Find each line with the word "placeholder" and say how many there are, nothing else.

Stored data
# # #

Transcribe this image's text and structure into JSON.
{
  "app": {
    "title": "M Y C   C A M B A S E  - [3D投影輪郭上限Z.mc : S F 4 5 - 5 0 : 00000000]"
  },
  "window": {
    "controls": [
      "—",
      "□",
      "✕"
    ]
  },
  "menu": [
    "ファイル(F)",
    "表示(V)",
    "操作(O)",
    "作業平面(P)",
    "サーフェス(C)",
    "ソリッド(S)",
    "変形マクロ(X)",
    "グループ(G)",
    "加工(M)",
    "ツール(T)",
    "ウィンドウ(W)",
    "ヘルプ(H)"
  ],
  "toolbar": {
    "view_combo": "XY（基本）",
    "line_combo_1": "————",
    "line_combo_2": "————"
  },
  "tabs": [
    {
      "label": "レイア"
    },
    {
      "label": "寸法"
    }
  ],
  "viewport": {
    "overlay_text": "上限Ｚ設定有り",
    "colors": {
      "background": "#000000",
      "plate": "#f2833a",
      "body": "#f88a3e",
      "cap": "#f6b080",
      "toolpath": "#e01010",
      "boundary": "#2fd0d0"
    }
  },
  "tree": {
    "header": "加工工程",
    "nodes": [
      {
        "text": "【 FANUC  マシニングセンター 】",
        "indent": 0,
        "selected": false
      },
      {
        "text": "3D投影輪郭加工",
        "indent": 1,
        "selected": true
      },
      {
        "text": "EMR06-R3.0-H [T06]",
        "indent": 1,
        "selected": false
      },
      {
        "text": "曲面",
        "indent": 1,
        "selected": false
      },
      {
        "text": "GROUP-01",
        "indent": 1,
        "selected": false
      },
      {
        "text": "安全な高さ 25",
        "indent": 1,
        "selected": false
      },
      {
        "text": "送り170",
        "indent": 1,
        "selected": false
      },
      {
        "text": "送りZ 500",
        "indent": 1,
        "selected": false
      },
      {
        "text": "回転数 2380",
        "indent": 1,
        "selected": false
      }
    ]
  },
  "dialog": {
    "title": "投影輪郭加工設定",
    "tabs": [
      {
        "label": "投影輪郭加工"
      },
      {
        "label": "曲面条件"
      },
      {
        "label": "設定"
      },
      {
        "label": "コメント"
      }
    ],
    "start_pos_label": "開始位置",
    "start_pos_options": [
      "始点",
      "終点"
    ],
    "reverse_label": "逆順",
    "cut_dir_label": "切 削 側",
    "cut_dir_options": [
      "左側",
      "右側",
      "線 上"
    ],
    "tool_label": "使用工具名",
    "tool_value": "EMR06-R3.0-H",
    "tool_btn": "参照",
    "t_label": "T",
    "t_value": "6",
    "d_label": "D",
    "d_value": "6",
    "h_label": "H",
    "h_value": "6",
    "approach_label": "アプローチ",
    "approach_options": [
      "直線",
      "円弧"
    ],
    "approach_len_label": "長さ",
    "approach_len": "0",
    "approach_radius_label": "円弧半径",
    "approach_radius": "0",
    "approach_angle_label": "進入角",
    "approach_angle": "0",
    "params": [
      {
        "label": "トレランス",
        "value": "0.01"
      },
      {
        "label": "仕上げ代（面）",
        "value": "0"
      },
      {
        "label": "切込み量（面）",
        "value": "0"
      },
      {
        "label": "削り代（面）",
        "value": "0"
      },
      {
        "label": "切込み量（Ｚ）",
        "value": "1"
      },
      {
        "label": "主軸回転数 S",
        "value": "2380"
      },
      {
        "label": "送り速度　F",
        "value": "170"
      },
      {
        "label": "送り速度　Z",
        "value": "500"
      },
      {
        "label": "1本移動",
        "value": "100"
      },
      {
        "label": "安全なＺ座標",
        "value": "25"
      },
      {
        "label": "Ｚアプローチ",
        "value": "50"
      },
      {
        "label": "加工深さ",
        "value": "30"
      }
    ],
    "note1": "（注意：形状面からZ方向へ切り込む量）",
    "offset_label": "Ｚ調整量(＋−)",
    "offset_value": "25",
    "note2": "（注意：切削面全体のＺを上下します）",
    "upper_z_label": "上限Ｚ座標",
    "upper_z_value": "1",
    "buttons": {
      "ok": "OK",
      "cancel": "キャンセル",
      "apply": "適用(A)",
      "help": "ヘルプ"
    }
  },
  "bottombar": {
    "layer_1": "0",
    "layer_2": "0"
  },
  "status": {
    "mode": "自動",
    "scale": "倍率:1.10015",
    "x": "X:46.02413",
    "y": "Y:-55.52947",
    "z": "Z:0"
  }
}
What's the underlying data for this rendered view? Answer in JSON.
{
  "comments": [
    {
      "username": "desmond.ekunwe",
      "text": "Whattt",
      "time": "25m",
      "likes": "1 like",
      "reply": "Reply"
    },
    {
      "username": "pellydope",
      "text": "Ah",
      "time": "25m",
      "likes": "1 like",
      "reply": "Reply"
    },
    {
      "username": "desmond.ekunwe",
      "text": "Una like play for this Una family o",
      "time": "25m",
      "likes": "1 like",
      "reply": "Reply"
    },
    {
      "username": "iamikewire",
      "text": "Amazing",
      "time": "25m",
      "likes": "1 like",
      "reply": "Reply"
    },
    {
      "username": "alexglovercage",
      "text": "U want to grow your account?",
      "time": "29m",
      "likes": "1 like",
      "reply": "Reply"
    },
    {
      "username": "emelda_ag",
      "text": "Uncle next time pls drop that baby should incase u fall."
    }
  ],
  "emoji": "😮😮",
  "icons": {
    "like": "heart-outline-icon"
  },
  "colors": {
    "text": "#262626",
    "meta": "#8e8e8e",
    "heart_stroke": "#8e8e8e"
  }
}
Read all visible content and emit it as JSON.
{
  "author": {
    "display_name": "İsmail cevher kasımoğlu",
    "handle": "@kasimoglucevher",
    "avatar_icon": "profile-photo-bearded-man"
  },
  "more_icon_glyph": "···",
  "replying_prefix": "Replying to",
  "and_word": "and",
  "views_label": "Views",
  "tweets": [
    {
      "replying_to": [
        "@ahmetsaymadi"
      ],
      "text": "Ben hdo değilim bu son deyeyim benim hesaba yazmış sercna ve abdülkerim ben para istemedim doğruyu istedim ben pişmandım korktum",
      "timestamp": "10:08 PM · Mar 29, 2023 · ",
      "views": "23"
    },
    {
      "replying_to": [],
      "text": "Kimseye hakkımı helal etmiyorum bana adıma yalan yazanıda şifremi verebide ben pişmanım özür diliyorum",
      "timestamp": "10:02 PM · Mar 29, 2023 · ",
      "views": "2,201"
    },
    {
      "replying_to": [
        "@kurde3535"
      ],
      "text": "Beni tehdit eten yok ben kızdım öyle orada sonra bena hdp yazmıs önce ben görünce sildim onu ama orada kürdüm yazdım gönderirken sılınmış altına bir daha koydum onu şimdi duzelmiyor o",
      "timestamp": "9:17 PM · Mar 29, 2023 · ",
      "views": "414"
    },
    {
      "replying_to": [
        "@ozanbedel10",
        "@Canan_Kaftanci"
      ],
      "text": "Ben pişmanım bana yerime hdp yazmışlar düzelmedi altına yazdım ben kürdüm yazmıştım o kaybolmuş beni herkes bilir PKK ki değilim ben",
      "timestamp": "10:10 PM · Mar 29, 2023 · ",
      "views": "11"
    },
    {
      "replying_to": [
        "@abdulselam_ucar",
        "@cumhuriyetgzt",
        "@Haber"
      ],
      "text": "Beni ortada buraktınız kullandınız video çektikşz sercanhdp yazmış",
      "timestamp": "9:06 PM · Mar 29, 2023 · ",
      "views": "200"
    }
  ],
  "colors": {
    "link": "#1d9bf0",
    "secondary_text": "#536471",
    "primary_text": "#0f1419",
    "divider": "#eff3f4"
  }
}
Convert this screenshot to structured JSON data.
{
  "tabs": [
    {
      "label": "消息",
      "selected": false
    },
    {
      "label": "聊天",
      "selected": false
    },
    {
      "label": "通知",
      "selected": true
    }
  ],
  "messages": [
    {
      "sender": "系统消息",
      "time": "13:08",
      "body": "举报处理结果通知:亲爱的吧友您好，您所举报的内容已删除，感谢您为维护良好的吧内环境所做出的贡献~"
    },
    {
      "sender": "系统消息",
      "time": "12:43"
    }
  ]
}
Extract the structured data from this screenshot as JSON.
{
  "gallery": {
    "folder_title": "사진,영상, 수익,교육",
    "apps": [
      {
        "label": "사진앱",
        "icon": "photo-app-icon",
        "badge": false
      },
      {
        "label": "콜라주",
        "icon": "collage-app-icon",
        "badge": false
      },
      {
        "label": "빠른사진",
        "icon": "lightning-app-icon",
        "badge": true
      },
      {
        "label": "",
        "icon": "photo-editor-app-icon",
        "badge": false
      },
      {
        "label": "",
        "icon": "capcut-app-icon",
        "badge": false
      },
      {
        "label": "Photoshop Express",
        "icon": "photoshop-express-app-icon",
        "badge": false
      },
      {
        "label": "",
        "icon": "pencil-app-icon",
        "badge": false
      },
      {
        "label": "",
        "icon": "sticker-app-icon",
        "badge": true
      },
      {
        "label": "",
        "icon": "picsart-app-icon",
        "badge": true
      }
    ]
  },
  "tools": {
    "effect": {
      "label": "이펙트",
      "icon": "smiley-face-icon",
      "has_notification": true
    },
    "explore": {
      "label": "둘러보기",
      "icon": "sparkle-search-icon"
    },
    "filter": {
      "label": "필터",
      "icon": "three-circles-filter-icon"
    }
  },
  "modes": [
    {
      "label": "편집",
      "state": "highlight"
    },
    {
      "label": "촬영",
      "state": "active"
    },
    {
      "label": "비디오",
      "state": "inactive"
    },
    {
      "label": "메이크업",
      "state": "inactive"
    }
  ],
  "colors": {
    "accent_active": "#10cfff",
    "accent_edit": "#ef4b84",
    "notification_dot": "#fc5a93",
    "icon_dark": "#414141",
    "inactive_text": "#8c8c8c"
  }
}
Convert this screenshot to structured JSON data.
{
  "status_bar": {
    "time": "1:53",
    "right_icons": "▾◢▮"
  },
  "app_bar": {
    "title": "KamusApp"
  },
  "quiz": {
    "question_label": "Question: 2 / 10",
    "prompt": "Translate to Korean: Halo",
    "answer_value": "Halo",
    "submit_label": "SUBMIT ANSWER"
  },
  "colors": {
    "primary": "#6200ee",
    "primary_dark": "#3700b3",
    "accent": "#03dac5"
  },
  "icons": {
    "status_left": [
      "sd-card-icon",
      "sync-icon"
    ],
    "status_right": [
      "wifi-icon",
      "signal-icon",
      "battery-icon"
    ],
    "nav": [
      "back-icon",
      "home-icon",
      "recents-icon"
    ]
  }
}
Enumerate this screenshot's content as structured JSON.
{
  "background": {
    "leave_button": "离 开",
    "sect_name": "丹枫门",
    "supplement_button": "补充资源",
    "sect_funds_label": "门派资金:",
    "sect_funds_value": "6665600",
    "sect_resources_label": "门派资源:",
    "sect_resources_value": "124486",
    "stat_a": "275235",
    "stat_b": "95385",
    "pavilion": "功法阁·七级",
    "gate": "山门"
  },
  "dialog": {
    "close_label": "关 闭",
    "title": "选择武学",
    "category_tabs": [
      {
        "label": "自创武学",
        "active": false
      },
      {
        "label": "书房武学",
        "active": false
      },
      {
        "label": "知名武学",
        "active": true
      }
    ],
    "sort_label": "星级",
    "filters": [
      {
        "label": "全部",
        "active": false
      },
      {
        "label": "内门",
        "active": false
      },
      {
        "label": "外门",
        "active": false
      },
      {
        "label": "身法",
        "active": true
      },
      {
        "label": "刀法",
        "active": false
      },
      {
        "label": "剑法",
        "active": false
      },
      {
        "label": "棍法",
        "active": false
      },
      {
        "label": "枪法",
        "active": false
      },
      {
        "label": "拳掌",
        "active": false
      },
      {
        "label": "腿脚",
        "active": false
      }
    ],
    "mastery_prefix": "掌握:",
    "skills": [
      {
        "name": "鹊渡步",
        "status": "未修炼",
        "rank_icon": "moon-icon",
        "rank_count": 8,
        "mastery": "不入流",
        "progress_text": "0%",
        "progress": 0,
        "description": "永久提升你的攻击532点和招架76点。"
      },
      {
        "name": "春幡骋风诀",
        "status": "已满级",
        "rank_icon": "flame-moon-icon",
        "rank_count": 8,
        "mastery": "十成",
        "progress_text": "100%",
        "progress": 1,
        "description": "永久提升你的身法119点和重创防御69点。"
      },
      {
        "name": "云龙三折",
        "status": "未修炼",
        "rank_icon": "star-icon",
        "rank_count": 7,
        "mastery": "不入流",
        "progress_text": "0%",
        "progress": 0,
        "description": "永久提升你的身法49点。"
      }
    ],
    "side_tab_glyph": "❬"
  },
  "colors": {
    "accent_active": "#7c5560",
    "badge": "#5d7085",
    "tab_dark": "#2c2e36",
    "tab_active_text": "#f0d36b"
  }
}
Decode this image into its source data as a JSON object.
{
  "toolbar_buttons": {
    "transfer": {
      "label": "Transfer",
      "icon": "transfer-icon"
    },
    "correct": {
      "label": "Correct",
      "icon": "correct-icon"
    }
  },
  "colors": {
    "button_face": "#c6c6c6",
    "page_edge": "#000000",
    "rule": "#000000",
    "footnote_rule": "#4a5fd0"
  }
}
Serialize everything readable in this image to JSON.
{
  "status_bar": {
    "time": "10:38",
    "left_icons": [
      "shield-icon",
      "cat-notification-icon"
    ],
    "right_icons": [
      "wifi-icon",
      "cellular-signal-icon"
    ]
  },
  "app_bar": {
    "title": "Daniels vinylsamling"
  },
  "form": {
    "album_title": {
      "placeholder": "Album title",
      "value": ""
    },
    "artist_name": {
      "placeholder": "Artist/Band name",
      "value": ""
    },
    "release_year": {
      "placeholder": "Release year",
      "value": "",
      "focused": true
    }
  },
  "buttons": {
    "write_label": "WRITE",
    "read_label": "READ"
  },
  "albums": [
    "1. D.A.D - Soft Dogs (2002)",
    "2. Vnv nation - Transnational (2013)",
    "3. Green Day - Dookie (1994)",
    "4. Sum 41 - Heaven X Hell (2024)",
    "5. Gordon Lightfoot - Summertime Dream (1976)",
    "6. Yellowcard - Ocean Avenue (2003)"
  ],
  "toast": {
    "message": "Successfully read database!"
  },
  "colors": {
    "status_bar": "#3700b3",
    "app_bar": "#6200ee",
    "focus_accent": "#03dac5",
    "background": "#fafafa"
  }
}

# # #

Solution
3